== Data entries ==
────────────────
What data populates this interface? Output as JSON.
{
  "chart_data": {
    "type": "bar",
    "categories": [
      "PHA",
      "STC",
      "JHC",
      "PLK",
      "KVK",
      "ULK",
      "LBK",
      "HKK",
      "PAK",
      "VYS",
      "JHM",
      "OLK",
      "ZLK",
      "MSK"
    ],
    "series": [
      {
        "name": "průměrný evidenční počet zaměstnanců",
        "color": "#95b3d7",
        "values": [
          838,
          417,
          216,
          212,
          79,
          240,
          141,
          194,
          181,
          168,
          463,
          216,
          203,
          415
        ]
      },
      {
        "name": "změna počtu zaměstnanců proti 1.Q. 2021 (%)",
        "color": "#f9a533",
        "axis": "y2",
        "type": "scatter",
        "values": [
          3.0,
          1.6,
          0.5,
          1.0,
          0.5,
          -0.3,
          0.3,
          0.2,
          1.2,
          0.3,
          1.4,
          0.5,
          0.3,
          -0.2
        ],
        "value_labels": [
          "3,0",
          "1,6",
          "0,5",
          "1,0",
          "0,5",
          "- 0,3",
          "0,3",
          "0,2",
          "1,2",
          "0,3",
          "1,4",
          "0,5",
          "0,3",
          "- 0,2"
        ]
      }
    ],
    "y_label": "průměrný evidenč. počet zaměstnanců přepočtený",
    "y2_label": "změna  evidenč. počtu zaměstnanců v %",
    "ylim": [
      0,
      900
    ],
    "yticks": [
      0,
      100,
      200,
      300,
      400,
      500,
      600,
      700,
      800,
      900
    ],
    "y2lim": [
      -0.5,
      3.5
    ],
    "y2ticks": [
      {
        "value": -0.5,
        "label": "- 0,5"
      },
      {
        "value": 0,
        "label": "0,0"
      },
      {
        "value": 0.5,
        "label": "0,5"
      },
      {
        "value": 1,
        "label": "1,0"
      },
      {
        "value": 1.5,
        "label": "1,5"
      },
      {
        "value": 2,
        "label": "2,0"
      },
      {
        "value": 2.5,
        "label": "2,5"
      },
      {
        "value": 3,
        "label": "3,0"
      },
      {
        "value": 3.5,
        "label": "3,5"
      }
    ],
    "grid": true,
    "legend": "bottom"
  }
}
────────────────
== Exercise details ==
Reproduce the full listing above, character for character.

== Correct answer ==
What data populates this interface? Output as JSON.
{
  "chart_data": {
    "type": "bar",
    "categories": [
      "PHA",
      "STC",
      "JHC",
      "PLK",
      "KVK",
      "ULK",
      "LBK",
      "HKK",
      "PAK",
      "VYS",
      "JHM",
      "OLK",
      "ZLK",
      "MSK"
    ],
    "series": [
      {
        "name": "průměrný evidenční počet zaměstnanců",
        "color": "#95b3d7",
        "values": [
          838,
          417,
          216,
          212,
          79,
          240,
          141,
          194,
          181,
          168,
          463,
          216,
          203,
          415
        ]
      },
      {
        "name": "změna počtu zaměstnanců proti 1.Q. 2021 (%)",
        "color": "#f9a533",
        "axis": "y2",
        "type": "scatter",
        "values": [
          3.0,
          1.6,
          0.5,
          1.0,
          0.5,
          -0.3,
          0.3,
          0.2,
          1.2,
          0.3,
          1.4,
          0.5,
          0.3,
          -0.2
        ],
        "value_labels": [
          "3,0",
          "1,6",
          "0,5",
          "1,0",
          "0,5",
          "- 0,3",
          "0,3",
          "0,2",
          "1,2",
          "0,3",
          "1,4",
          "0,5",
          "0,3",
          "- 0,2"
        ]
      }
    ],
    "y_label": "průměrný evidenč. počet zaměstnanců přepočtený",
    "y2_label": "změna  evidenč. počtu zaměstnanců v %",
    "ylim": [
      0,
      900
    ],
    "yticks": [
      0,
      100,
      200,
      300,
      400,
      500,
      600,
      700,
      800,
      900
    ],
    "y2lim": [
      -0.5,
      3.5
    ],
    "y2ticks": [
      {
        "value": -0.5,
        "label": "- 0,5"
      },
      {
        "value": 0,
        "label": "0,0"
      },
      {
        "value": 0.5,
        "label": "0,5"
      },
      {
        "value": 1,
        "label": "1,0"
      },
      {
        "value": 1.5,
        "label": "1,5"
      },
      {
        "value": 2,
        "label": "2,0"
      },
      {
        "value": 2.5,
        "label": "2,5"
      },
      {
        "value": 3,
        "label": "3,0"
      },
      {
        "value": 3.5,
        "label": "3,5"
      }
    ],
    "grid": true,
    "legend": "bottom"
  }
}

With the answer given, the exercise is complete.